[Records from a data collection]
════════════════════
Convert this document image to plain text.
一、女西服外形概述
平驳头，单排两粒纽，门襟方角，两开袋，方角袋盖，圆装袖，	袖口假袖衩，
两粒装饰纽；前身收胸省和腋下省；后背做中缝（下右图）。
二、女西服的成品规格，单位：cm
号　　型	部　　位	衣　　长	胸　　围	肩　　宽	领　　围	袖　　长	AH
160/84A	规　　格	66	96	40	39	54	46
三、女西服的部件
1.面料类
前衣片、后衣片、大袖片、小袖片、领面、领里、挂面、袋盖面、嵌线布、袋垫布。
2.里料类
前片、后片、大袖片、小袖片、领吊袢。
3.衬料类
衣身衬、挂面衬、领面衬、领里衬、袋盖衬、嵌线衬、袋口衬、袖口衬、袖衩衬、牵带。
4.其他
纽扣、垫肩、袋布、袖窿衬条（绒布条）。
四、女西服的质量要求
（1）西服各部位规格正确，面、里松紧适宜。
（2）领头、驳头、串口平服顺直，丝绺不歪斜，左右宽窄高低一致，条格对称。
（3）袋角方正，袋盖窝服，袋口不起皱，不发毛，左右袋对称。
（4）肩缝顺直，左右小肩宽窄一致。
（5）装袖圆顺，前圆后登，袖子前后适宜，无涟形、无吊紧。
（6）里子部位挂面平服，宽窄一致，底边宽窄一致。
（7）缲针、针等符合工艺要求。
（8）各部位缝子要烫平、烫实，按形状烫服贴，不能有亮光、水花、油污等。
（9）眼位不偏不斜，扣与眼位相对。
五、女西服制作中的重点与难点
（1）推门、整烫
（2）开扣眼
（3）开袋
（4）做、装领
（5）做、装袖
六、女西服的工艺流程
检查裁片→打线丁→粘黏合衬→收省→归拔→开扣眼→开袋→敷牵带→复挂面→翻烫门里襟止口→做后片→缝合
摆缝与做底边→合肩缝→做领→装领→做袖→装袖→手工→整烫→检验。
════════════════════
*What the exercise asks*: Restate the listing in full, word for word.

*Finished answer*:
Convert this document image to plain text.
一、女西服外形概述
平驳头，单排两粒纽，门襟方角，两开袋，方角袋盖，圆装袖，	袖口假袖衩，
两粒装饰纽；前身收胸省和腋下省；后背做中缝（下右图）。
二、女西服的成品规格，单位：cm
号　　型	部　　位	衣　　长	胸　　围	肩　　宽	领　　围	袖　　长	AH
160/84A	规　　格	66	96	40	39	54	46
三、女西服的部件
1.面料类
前衣片、后衣片、大袖片、小袖片、领面、领里、挂面、袋盖面、嵌线布、袋垫布。
2.里料类
前片、后片、大袖片、小袖片、领吊袢。
3.衬料类
衣身衬、挂面衬、领面衬、领里衬、袋盖衬、嵌线衬、袋口衬、袖口衬、袖衩衬、牵带。
4.其他
纽扣、垫肩、袋布、袖窿衬条（绒布条）。
四、女西服的质量要求
（1）西服各部位规格正确，面、里松紧适宜。
（2）领头、驳头、串口平服顺直，丝绺不歪斜，左右宽窄高低一致，条格对称。
（3）袋角方正，袋盖窝服，袋口不起皱，不发毛，左右袋对称。
（4）肩缝顺直，左右小肩宽窄一致。
（5）装袖圆顺，前圆后登，袖子前后适宜，无涟形、无吊紧。
（6）里子部位挂面平服，宽窄一致，底边宽窄一致。
（7）缲针、针等符合工艺要求。
（8）各部位缝子要烫平、烫实，按形状烫服贴，不能有亮光、水花、油污等。
（9）眼位不偏不斜，扣与眼位相对。
五、女西服制作中的重点与难点
（1）推门、整烫
（2）开扣眼
（3）开袋
（4）做、装领
（5）做、装袖
六、女西服的工艺流程
检查裁片→打线丁→粘黏合衬→收省→归拔→开扣眼→开袋→敷牵带→复挂面→翻烫门里襟止口→做后片→缝合
摆缝与做底边→合肩缝→做领→装领→做袖→装袖→手工→整烫→检验。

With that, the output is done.